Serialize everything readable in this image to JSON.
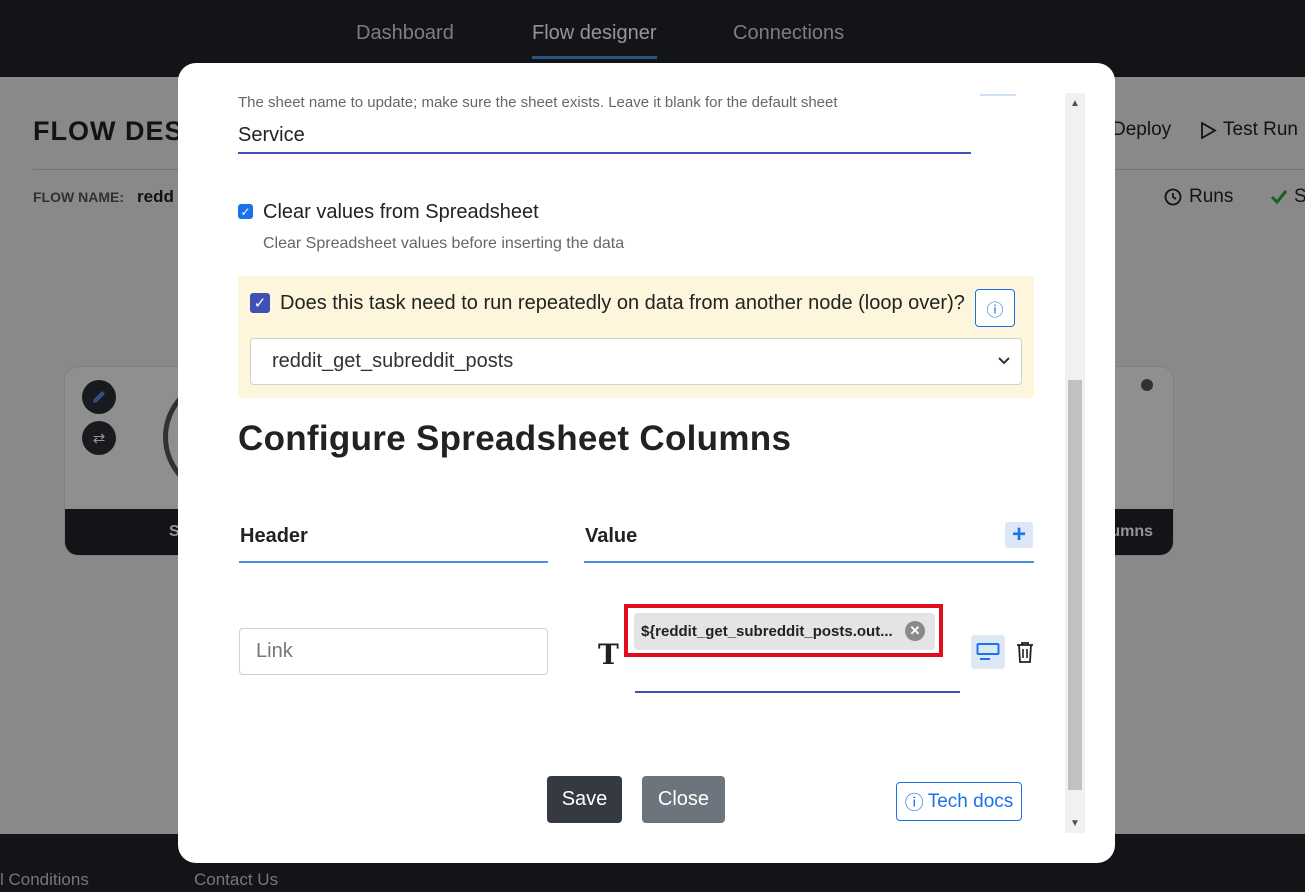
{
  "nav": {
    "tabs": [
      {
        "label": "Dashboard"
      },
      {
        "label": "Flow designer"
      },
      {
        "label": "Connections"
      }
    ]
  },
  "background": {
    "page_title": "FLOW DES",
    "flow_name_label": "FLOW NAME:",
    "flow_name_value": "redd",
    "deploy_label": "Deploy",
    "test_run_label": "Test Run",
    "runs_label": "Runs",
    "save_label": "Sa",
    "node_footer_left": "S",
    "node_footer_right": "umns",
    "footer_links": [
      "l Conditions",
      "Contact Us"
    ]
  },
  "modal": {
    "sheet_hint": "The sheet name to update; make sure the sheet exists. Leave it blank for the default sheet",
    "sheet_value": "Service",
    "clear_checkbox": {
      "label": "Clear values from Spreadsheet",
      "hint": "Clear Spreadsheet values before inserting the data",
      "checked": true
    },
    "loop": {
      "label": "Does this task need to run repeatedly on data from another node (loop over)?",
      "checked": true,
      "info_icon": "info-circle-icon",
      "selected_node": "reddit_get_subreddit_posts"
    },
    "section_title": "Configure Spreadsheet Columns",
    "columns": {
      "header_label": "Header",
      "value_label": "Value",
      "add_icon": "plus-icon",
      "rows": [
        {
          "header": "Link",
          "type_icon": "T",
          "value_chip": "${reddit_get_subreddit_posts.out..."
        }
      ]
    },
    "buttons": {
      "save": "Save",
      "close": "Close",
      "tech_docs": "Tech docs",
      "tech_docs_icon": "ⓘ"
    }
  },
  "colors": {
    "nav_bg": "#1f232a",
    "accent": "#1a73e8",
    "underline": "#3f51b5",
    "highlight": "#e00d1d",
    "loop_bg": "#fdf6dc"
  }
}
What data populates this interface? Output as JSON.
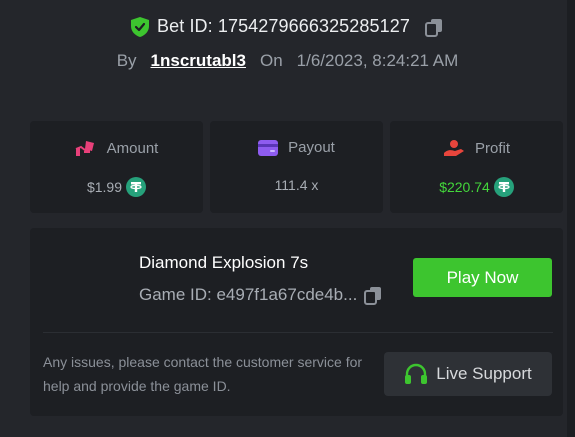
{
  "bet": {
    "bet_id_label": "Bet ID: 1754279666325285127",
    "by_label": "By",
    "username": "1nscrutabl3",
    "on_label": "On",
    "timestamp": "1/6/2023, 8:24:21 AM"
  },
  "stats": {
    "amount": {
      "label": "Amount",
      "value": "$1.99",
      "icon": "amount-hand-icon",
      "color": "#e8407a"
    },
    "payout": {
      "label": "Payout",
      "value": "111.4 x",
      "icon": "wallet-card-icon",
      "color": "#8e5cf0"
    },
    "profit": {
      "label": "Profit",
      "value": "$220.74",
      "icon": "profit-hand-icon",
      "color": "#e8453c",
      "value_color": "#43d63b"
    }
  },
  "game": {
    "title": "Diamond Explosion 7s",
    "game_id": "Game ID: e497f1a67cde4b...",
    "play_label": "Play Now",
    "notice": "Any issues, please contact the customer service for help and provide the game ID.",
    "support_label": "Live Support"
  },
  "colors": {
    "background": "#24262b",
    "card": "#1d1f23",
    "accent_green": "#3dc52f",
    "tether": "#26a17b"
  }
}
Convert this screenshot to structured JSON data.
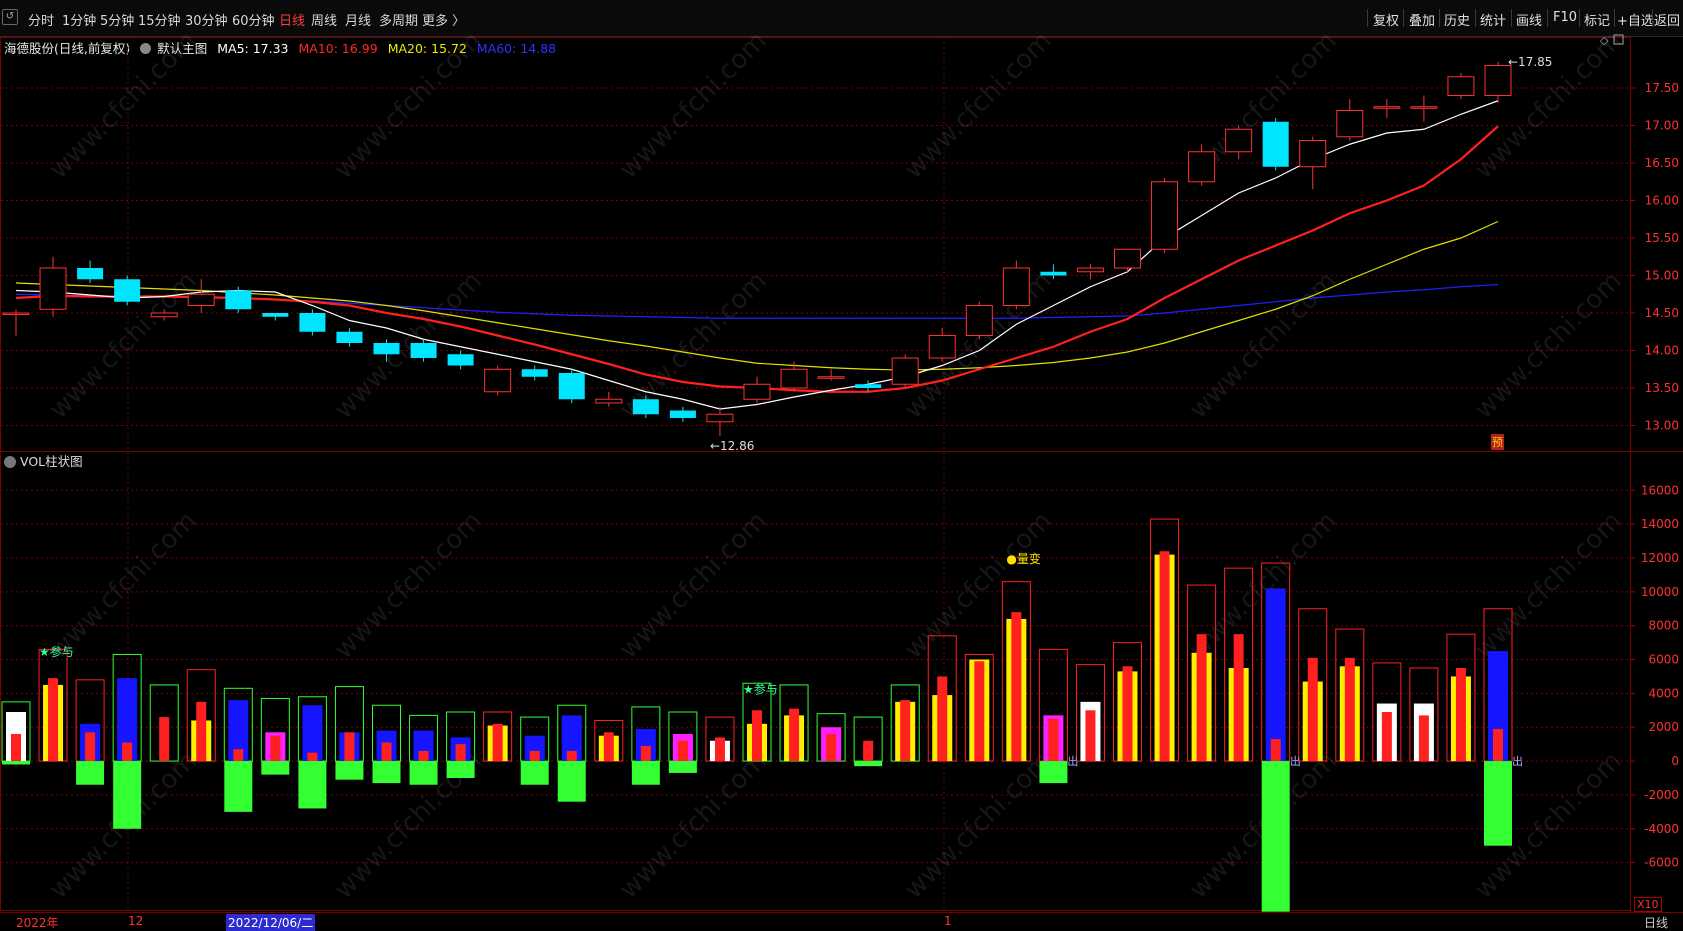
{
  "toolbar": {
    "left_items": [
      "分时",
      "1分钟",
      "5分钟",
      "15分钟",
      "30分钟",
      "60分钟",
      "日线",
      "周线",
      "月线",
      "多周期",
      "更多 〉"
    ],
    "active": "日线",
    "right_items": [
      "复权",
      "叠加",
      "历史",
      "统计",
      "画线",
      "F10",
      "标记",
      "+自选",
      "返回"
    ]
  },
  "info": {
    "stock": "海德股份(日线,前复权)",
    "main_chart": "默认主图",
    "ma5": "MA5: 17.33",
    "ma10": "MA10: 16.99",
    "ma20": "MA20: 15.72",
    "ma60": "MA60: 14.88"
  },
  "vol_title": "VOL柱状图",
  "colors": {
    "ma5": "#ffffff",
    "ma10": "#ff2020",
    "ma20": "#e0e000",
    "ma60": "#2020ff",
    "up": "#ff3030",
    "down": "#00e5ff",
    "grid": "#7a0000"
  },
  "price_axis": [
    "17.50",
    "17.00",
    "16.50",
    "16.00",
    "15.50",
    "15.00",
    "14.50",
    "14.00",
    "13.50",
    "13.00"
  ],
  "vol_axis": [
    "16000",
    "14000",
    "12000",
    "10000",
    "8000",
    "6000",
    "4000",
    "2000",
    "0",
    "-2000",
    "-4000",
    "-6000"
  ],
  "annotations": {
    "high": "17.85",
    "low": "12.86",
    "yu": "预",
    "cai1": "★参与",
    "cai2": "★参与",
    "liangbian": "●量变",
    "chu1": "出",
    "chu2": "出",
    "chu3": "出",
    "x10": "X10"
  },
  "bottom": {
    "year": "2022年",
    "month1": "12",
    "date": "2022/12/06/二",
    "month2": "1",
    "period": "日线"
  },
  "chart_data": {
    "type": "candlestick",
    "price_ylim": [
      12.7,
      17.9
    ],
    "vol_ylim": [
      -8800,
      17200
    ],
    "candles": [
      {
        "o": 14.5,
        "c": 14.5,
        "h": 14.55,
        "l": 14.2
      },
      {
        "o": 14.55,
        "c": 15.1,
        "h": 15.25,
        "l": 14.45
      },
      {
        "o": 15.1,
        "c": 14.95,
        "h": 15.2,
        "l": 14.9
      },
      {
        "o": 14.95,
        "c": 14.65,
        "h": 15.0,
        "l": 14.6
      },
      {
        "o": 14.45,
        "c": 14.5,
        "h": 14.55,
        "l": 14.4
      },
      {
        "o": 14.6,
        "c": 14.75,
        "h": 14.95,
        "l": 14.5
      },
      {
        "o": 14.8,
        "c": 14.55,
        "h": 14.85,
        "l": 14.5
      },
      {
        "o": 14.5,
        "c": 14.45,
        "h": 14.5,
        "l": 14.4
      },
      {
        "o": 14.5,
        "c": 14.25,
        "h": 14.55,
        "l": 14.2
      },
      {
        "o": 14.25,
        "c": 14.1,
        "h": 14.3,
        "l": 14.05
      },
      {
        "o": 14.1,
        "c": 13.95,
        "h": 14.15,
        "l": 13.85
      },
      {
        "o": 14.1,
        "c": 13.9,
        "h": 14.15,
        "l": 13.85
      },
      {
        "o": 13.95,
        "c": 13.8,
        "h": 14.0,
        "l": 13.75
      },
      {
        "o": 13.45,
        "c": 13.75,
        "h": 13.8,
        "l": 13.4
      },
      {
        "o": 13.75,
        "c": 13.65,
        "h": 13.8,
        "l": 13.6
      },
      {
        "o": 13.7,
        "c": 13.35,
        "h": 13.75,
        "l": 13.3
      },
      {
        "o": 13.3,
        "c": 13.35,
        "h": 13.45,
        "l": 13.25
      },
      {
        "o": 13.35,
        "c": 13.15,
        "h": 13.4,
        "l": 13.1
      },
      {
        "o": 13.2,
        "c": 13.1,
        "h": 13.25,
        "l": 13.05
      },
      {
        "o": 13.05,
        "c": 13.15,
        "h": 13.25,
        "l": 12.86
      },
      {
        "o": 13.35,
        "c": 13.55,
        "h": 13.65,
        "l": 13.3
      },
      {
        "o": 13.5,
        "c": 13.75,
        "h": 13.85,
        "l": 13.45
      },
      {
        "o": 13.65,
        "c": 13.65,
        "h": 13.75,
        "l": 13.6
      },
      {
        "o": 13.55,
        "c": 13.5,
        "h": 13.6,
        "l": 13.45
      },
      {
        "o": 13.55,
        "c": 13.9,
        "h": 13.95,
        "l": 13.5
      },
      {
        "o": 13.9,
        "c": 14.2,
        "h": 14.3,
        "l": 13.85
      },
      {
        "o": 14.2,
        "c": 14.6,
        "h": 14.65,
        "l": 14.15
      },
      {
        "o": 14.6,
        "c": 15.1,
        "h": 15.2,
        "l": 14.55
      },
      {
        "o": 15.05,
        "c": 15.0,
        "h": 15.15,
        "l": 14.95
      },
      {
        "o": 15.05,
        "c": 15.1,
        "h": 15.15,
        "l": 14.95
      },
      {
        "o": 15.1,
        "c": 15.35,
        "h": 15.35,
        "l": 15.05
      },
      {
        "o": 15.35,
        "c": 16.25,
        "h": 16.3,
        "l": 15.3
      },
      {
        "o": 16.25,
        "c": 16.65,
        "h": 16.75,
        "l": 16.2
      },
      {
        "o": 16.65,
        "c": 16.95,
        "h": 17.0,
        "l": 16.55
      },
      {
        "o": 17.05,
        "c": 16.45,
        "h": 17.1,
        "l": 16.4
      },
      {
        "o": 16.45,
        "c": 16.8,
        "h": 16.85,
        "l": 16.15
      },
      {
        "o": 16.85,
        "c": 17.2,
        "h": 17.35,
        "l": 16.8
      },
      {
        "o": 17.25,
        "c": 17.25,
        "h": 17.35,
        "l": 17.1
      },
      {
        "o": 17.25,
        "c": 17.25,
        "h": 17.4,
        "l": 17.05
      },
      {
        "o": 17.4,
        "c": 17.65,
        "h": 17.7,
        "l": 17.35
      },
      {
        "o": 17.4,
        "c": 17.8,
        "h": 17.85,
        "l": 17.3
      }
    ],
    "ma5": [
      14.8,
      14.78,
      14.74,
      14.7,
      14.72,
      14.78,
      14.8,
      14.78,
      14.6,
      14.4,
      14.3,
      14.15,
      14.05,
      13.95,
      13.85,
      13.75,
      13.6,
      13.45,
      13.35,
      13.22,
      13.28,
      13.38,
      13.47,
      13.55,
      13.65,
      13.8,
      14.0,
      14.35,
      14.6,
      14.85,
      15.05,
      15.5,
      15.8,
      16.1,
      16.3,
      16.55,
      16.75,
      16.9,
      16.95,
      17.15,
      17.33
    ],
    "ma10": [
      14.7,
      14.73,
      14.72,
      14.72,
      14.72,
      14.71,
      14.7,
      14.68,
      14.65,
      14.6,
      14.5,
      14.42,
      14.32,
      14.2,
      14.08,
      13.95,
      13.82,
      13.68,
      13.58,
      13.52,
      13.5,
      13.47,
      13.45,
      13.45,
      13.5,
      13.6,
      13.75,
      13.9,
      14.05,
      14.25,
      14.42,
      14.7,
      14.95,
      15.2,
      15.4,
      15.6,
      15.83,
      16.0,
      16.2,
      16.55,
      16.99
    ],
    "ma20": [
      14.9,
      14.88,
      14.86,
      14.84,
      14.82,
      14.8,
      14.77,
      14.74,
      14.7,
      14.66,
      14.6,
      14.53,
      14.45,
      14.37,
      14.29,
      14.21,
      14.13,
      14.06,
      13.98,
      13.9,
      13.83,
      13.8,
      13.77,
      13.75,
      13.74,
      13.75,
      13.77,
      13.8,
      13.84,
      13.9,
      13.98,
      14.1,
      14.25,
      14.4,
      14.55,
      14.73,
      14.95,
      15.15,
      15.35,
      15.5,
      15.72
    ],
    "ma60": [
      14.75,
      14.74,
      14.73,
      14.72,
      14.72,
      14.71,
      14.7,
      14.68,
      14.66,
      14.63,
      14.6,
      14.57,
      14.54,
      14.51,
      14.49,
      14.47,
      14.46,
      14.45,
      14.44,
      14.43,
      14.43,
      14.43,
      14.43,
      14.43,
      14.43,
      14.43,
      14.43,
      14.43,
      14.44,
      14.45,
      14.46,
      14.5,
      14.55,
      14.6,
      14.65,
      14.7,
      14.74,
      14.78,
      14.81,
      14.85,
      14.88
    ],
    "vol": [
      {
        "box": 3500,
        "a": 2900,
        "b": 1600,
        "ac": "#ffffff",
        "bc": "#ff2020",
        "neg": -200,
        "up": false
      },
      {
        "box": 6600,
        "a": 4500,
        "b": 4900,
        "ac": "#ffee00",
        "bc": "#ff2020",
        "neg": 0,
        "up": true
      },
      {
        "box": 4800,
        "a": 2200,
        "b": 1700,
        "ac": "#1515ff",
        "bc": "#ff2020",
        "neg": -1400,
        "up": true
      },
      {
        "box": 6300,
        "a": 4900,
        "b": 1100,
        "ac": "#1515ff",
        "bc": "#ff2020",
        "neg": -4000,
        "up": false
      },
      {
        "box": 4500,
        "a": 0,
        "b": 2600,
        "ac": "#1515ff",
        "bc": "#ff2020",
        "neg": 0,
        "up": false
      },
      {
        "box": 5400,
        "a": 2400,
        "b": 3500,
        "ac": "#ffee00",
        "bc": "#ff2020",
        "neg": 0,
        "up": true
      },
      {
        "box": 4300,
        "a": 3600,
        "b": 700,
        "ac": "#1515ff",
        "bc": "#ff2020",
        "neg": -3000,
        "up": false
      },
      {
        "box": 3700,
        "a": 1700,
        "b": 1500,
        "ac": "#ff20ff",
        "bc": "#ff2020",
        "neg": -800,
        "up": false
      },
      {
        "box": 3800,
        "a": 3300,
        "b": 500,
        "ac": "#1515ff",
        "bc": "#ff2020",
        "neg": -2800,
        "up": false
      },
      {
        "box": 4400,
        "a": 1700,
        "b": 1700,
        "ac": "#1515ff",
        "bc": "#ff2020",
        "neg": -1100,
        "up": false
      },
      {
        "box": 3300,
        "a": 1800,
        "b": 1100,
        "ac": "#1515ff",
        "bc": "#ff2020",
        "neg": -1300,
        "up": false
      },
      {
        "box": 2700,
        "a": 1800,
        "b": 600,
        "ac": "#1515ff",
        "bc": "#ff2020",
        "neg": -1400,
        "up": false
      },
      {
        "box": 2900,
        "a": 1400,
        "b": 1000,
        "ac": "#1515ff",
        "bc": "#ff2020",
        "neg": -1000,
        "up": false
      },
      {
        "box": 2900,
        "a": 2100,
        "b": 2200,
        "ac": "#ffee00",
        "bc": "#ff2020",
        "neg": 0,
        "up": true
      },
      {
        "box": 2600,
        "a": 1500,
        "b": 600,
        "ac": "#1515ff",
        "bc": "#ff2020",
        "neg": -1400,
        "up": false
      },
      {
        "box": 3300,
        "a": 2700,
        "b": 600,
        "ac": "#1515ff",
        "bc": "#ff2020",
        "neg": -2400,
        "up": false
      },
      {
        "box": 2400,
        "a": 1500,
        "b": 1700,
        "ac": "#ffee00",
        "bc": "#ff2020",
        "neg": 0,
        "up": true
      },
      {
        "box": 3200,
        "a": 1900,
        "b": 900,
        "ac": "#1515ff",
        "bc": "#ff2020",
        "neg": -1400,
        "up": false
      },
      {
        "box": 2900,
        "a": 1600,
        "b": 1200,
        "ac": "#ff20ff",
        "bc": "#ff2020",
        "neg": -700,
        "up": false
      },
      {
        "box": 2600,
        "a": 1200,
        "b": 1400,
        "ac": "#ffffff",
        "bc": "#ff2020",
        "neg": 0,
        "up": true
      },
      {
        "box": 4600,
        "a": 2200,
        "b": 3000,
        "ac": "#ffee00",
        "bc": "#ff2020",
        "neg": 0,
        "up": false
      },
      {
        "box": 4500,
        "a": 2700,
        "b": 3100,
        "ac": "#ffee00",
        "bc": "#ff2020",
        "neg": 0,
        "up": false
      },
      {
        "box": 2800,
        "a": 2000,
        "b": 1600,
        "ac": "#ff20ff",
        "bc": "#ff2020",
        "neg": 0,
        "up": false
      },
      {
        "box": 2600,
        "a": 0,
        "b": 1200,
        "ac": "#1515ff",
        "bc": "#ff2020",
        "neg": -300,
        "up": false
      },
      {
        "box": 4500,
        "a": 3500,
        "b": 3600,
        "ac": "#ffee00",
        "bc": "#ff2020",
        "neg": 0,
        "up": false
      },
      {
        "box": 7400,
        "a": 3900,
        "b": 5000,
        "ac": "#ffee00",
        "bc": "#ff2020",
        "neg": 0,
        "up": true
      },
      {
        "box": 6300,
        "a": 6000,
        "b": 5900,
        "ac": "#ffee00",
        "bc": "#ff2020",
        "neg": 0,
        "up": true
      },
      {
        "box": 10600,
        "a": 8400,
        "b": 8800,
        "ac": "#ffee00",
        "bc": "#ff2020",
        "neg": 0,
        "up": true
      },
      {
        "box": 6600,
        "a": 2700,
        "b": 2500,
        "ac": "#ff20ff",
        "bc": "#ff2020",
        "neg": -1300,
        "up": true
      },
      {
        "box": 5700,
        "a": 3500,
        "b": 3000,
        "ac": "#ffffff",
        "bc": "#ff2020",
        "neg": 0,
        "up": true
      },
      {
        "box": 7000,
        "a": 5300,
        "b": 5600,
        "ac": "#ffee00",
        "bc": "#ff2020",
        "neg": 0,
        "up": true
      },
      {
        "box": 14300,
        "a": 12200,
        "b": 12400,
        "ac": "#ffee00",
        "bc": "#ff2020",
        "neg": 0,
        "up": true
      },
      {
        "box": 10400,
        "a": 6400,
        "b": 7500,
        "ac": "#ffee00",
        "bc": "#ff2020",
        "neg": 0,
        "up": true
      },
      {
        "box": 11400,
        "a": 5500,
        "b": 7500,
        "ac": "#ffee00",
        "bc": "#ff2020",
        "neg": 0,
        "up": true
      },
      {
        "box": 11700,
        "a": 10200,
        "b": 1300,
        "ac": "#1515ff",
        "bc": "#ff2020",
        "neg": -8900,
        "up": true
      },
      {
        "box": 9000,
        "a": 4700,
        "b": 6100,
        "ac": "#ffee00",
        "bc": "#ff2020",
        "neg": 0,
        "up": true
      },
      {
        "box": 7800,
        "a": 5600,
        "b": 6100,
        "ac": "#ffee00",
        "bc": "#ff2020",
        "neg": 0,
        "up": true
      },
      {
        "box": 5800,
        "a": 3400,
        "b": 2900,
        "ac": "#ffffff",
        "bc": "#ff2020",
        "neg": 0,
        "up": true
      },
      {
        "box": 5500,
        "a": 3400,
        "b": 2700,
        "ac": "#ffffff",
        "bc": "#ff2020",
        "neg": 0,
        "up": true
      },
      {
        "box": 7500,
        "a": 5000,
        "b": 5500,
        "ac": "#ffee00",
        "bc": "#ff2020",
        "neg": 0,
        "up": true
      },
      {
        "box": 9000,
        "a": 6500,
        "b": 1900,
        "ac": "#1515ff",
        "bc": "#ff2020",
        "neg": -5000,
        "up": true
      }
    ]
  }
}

• **Your task**
Look through the data above. Copy every line with the string "from" in it.

• **Worked solution**
      "label": "Clear values from Spreadsheet",
      "label": "Does this task need to run repeatedly on data from another node (loop over)?",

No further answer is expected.